=== Excerpted data ===
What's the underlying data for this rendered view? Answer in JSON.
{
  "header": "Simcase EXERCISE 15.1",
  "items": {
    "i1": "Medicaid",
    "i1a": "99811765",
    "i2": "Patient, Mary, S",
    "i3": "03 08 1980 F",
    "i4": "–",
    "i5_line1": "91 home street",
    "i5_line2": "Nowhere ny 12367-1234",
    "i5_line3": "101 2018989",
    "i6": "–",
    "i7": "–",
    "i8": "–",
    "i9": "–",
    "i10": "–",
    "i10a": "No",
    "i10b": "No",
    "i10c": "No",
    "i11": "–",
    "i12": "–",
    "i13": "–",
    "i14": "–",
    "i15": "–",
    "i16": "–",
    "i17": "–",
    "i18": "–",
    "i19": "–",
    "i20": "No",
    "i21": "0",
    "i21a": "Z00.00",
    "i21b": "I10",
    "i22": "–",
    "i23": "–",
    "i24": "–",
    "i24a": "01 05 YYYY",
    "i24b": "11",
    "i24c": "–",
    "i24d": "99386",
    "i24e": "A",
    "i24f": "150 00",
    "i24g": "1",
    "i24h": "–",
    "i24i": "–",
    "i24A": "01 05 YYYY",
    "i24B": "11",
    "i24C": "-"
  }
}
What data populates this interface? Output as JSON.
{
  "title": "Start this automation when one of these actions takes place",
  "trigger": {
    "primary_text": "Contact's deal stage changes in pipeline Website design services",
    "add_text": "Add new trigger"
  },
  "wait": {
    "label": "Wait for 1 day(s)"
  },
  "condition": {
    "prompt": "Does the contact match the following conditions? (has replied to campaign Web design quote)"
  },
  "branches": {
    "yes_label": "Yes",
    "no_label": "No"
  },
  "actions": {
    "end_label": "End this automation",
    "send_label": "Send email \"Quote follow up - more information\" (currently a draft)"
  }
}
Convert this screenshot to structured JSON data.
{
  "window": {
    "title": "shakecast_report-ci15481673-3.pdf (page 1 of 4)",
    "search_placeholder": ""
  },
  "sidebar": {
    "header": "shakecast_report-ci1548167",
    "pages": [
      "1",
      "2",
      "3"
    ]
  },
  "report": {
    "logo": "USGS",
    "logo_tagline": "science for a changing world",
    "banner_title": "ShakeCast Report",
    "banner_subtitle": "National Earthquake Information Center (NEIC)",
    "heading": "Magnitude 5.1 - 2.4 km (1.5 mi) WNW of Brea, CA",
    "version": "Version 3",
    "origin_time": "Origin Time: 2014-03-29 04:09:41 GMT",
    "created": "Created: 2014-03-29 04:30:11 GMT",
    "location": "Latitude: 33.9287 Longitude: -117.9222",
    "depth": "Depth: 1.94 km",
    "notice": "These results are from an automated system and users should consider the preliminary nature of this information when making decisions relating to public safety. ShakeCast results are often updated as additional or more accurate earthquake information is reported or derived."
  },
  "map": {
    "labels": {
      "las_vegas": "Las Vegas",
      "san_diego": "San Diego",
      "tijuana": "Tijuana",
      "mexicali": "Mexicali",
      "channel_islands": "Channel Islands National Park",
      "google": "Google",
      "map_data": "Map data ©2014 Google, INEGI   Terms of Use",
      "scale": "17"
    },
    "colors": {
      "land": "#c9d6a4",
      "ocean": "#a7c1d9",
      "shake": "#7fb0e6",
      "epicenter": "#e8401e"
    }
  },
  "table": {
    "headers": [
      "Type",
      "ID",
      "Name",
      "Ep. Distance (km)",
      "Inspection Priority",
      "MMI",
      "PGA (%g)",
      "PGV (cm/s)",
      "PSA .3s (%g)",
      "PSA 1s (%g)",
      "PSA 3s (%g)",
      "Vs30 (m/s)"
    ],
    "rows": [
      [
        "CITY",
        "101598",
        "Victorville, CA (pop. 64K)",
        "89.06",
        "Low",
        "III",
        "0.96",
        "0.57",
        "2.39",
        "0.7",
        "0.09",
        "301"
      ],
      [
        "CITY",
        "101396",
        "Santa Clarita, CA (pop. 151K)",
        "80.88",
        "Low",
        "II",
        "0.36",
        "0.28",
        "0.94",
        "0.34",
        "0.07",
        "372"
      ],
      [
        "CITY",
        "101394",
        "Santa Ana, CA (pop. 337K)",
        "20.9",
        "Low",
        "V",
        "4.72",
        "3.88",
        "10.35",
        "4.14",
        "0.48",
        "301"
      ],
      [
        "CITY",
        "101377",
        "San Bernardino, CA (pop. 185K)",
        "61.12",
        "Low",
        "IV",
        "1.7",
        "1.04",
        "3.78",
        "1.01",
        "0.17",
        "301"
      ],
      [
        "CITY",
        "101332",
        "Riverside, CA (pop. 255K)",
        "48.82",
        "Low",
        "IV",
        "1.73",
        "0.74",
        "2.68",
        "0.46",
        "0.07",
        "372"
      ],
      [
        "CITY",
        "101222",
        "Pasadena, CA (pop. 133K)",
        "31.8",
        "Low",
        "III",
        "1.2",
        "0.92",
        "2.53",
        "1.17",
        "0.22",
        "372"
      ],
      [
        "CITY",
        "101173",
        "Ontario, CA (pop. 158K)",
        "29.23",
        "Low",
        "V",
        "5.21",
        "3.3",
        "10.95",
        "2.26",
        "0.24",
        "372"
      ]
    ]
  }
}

=== What is being asked ===
Please repeat the listing exactly, with nothing left out.

=== Exercise answer ===
What's the underlying data for this rendered view? Answer in JSON.
{
  "header": "Simcase EXERCISE 15.1",
  "items": {
    "i1": "Medicaid",
    "i1a": "99811765",
    "i2": "Patient, Mary, S",
    "i3": "03 08 1980 F",
    "i4": "–",
    "i5_line1": "91 home street",
    "i5_line2": "Nowhere ny 12367-1234",
    "i5_line3": "101 2018989",
    "i6": "–",
    "i7": "–",
    "i8": "–",
    "i9": "–",
    "i10": "–",
    "i10a": "No",
    "i10b": "No",
    "i10c": "No",
    "i11": "–",
    "i12": "–",
    "i13": "–",
    "i14": "–",
    "i15": "–",
    "i16": "–",
    "i17": "–",
    "i18": "–",
    "i19": "–",
    "i20": "No",
    "i21": "0",
    "i21a": "Z00.00",
    "i21b": "I10",
    "i22": "–",
    "i23": "–",
    "i24": "–",
    "i24a": "01 05 YYYY",
    "i24b": "11",
    "i24c": "–",
    "i24d": "99386",
    "i24e": "A",
    "i24f": "150 00",
    "i24g": "1",
    "i24h": "–",
    "i24i": "–",
    "i24A": "01 05 YYYY",
    "i24B": "11",
    "i24C": "-"
  }
}
What data populates this interface? Output as JSON.
{
  "title": "Start this automation when one of these actions takes place",
  "trigger": {
    "primary_text": "Contact's deal stage changes in pipeline Website design services",
    "add_text": "Add new trigger"
  },
  "wait": {
    "label": "Wait for 1 day(s)"
  },
  "condition": {
    "prompt": "Does the contact match the following conditions? (has replied to campaign Web design quote)"
  },
  "branches": {
    "yes_label": "Yes",
    "no_label": "No"
  },
  "actions": {
    "end_label": "End this automation",
    "send_label": "Send email \"Quote follow up - more information\" (currently a draft)"
  }
}
Convert this screenshot to structured JSON data.
{
  "window": {
    "title": "shakecast_report-ci15481673-3.pdf (page 1 of 4)",
    "search_placeholder": ""
  },
  "sidebar": {
    "header": "shakecast_report-ci1548167",
    "pages": [
      "1",
      "2",
      "3"
    ]
  },
  "report": {
    "logo": "USGS",
    "logo_tagline": "science for a changing world",
    "banner_title": "ShakeCast Report",
    "banner_subtitle": "National Earthquake Information Center (NEIC)",
    "heading": "Magnitude 5.1 - 2.4 km (1.5 mi) WNW of Brea, CA",
    "version": "Version 3",
    "origin_time": "Origin Time: 2014-03-29 04:09:41 GMT",
    "created": "Created: 2014-03-29 04:30:11 GMT",
    "location": "Latitude: 33.9287 Longitude: -117.9222",
    "depth": "Depth: 1.94 km",
    "notice": "These results are from an automated system and users should consider the preliminary nature of this information when making decisions relating to public safety. ShakeCast results are often updated as additional or more accurate earthquake information is reported or derived."
  },
  "map": {
    "labels": {
      "las_vegas": "Las Vegas",
      "san_diego": "San Diego",
      "tijuana": "Tijuana",
      "mexicali": "Mexicali",
      "channel_islands": "Channel Islands National Park",
      "google": "Google",
      "map_data": "Map data ©2014 Google, INEGI   Terms of Use",
      "scale": "17"
    },
    "colors": {
      "land": "#c9d6a4",
      "ocean": "#a7c1d9",
      "shake": "#7fb0e6",
      "epicenter": "#e8401e"
    }
  },
  "table": {
    "headers": [
      "Type",
      "ID",
      "Name",
      "Ep. Distance (km)",
      "Inspection Priority",
      "MMI",
      "PGA (%g)",
      "PGV (cm/s)",
      "PSA .3s (%g)",
      "PSA 1s (%g)",
      "PSA 3s (%g)",
      "Vs30 (m/s)"
    ],
    "rows": [
      [
        "CITY",
        "101598",
        "Victorville, CA (pop. 64K)",
        "89.06",
        "Low",
        "III",
        "0.96",
        "0.57",
        "2.39",
        "0.7",
        "0.09",
        "301"
      ],
      [
        "CITY",
        "101396",
        "Santa Clarita, CA (pop. 151K)",
        "80.88",
        "Low",
        "II",
        "0.36",
        "0.28",
        "0.94",
        "0.34",
        "0.07",
        "372"
      ],
      [
        "CITY",
        "101394",
        "Santa Ana, CA (pop. 337K)",
        "20.9",
        "Low",
        "V",
        "4.72",
        "3.88",
        "10.35",
        "4.14",
        "0.48",
        "301"
      ],
      [
        "CITY",
        "101377",
        "San Bernardino, CA (pop. 185K)",
        "61.12",
        "Low",
        "IV",
        "1.7",
        "1.04",
        "3.78",
        "1.01",
        "0.17",
        "301"
      ],
      [
        "CITY",
        "101332",
        "Riverside, CA (pop. 255K)",
        "48.82",
        "Low",
        "IV",
        "1.73",
        "0.74",
        "2.68",
        "0.46",
        "0.07",
        "372"
      ],
      [
        "CITY",
        "101222",
        "Pasadena, CA (pop. 133K)",
        "31.8",
        "Low",
        "III",
        "1.2",
        "0.92",
        "2.53",
        "1.17",
        "0.22",
        "372"
      ],
      [
        "CITY",
        "101173",
        "Ontario, CA (pop. 158K)",
        "29.23",
        "Low",
        "V",
        "5.21",
        "3.3",
        "10.95",
        "2.26",
        "0.24",
        "372"
      ]
    ]
  }
}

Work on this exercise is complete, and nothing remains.